→ **Given task**
Locate every line below that contains the word "icon" and copy it.

※ ※ ※

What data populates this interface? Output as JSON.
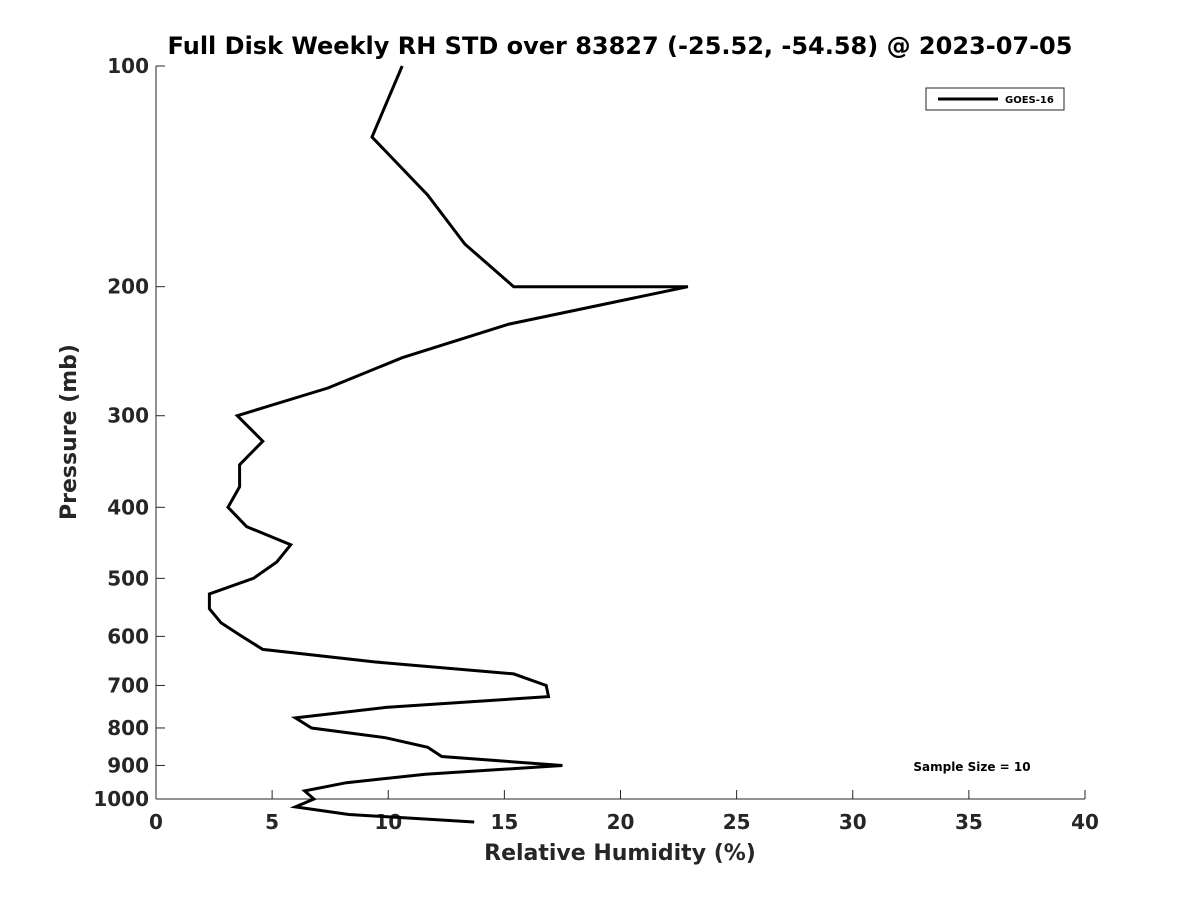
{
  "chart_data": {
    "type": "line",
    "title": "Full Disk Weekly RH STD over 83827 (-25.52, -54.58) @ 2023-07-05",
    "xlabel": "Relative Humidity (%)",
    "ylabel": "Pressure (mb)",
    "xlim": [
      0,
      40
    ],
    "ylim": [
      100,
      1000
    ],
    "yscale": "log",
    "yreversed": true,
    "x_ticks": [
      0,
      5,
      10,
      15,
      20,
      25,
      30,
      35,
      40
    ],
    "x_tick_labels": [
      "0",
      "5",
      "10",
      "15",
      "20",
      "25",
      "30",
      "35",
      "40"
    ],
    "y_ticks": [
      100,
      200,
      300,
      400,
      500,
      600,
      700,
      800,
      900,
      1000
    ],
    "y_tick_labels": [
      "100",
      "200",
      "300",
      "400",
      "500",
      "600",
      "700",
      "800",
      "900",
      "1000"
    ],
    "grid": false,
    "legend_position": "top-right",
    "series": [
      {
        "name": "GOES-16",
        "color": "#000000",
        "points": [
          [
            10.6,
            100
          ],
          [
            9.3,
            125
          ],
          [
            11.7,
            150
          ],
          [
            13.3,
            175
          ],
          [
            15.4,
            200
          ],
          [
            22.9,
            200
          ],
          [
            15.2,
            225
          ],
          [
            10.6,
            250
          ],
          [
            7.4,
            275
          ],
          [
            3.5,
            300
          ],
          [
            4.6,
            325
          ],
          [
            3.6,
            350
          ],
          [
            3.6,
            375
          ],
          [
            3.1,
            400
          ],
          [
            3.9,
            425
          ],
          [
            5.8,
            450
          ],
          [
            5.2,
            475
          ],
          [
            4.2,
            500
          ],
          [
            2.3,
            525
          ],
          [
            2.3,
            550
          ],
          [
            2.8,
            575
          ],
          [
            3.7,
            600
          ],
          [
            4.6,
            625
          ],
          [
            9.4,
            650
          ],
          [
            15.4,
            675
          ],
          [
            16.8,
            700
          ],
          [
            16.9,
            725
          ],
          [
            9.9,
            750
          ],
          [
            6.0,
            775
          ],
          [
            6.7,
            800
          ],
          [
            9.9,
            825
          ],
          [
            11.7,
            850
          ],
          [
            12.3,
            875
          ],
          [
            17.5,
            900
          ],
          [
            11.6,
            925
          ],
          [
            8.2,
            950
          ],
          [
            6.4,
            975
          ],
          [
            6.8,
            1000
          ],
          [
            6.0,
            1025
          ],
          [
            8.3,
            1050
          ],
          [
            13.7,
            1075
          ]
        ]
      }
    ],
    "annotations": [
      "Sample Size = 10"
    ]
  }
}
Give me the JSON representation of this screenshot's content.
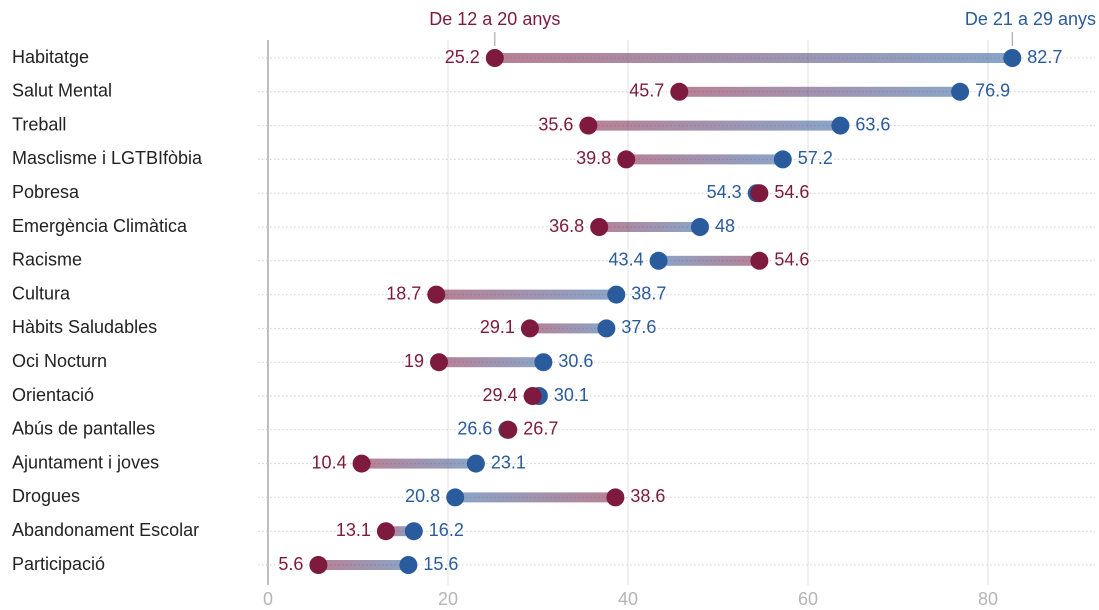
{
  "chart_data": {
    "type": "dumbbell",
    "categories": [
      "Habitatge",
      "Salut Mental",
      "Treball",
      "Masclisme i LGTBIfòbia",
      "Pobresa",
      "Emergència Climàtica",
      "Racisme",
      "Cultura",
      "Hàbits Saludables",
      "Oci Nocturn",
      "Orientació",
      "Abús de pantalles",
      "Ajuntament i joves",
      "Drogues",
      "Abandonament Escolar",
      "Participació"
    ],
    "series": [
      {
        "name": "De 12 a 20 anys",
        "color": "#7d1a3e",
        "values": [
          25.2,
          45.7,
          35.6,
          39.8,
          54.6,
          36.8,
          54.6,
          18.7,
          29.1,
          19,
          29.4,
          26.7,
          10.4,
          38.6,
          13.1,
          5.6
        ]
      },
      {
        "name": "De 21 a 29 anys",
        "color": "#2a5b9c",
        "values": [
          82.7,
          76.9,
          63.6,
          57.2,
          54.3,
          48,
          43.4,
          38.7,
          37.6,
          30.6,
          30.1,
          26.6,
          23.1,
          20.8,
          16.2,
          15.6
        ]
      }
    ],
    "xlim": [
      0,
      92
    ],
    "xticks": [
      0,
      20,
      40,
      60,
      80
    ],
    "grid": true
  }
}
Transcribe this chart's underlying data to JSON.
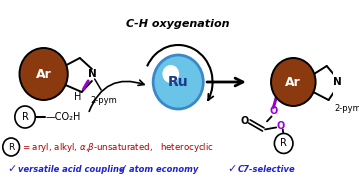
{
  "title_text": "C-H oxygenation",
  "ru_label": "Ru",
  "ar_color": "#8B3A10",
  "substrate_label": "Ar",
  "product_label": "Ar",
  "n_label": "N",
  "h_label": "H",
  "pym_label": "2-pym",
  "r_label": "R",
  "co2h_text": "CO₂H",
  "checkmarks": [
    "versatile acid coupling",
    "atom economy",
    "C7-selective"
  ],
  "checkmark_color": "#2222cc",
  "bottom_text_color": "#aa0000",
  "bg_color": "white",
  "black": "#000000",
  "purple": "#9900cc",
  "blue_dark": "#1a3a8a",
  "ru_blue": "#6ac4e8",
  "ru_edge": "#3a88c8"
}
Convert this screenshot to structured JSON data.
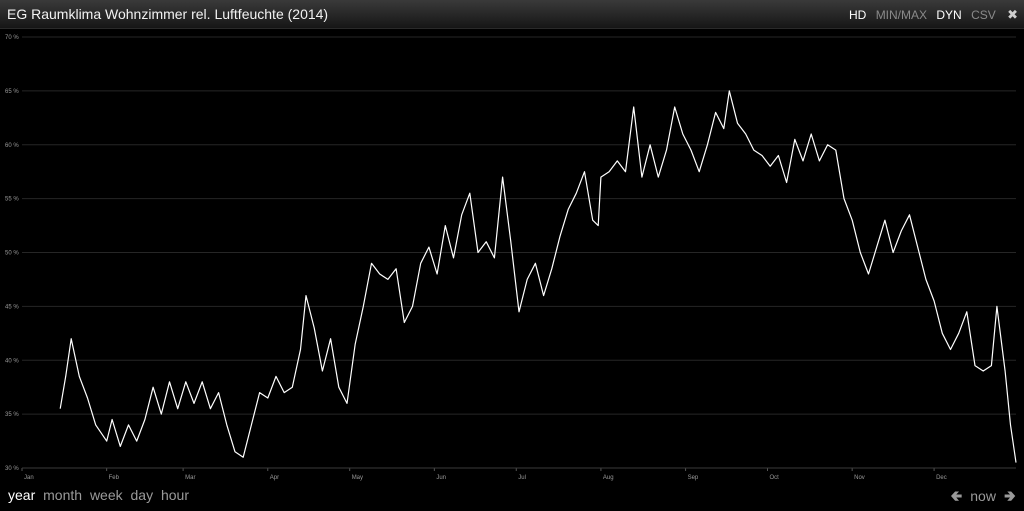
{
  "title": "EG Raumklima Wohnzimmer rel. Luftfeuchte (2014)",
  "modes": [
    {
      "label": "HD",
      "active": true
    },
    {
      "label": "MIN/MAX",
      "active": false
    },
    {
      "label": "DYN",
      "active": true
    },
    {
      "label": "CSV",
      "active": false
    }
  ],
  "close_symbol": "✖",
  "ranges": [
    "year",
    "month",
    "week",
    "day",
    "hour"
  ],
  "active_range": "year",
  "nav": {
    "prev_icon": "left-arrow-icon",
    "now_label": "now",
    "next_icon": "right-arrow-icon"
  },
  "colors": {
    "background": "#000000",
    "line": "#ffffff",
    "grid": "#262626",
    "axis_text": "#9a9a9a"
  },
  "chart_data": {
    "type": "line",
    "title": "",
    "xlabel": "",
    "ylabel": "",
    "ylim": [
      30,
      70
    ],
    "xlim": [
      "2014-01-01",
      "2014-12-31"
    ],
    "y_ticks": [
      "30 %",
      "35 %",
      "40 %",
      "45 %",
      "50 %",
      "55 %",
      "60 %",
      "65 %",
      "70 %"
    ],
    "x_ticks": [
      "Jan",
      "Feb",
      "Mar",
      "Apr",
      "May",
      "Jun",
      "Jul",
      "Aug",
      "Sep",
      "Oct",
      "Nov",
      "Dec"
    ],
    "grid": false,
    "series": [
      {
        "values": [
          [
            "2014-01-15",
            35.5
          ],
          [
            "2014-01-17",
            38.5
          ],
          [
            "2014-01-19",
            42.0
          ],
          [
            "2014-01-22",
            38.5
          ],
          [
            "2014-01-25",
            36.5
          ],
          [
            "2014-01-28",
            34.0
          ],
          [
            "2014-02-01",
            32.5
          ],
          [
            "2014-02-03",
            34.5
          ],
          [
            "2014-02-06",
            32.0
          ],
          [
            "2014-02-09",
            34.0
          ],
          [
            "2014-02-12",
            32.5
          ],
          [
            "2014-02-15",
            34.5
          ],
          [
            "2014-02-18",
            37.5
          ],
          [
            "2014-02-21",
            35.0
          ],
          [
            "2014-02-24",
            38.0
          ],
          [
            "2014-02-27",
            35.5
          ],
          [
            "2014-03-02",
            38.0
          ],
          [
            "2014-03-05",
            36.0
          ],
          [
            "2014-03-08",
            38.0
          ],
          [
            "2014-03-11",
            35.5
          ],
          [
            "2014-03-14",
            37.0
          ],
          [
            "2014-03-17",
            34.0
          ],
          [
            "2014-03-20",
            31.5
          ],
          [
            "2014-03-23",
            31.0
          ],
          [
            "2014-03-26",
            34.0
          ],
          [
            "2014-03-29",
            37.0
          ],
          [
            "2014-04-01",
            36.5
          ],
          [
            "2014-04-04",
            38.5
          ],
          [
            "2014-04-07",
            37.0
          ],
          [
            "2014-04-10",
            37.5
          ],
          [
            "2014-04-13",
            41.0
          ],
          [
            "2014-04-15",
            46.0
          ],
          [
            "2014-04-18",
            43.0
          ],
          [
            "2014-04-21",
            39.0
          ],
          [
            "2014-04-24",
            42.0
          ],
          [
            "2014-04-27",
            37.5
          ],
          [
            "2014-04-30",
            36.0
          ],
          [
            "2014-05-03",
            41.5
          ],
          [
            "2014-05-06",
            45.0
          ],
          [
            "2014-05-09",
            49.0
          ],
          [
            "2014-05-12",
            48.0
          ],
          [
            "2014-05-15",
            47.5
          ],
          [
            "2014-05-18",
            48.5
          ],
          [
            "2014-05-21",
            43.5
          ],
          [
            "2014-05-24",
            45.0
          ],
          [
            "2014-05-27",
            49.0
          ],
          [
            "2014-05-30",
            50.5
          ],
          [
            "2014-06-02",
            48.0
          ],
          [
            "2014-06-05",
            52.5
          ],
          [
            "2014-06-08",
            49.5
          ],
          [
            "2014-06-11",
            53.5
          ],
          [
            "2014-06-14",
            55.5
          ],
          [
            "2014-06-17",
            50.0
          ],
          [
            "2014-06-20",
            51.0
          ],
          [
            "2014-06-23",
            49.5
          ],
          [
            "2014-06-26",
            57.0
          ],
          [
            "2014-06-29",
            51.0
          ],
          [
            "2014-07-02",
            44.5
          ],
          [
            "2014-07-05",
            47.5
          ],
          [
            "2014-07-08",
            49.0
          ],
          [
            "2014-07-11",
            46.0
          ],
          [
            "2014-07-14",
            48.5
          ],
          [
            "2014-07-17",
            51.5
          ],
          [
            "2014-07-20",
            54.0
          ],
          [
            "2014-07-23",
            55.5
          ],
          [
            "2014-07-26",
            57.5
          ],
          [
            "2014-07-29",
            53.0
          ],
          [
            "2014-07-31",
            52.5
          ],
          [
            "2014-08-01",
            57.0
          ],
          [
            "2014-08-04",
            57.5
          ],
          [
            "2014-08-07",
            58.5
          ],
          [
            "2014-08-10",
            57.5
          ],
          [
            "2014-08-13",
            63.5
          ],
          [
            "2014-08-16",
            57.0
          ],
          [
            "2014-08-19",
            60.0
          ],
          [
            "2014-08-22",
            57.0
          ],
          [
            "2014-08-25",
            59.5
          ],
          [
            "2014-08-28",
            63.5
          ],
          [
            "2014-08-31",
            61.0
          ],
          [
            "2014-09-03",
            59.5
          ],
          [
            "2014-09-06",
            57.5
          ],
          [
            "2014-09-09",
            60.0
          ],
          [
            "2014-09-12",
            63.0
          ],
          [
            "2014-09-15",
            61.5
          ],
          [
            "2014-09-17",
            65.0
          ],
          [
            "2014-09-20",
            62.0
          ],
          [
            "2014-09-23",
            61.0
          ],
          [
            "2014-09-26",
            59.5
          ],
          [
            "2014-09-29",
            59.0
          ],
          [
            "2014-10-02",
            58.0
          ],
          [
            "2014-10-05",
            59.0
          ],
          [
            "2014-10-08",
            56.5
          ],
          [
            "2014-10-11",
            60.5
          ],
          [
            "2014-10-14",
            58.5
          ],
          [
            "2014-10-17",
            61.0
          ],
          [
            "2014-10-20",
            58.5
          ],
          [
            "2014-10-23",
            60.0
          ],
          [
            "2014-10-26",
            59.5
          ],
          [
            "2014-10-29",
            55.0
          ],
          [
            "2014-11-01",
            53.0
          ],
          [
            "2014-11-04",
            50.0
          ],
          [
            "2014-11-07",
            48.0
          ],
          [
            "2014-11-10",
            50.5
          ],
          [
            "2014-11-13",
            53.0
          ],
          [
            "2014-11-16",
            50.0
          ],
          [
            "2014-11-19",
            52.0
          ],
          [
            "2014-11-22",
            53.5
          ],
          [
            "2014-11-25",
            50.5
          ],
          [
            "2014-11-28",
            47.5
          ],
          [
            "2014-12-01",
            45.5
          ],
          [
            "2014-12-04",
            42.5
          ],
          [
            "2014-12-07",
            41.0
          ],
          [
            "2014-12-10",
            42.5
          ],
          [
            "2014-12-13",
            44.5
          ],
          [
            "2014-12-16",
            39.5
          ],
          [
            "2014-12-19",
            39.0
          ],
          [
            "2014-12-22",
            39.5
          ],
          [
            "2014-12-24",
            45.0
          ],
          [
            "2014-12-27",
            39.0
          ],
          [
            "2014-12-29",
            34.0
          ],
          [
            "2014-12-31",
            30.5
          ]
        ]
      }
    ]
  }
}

※ ※ ※

→ **Solution below**
    "prev_icon": "left-arrow-icon",
    "next_icon": "right-arrow-icon"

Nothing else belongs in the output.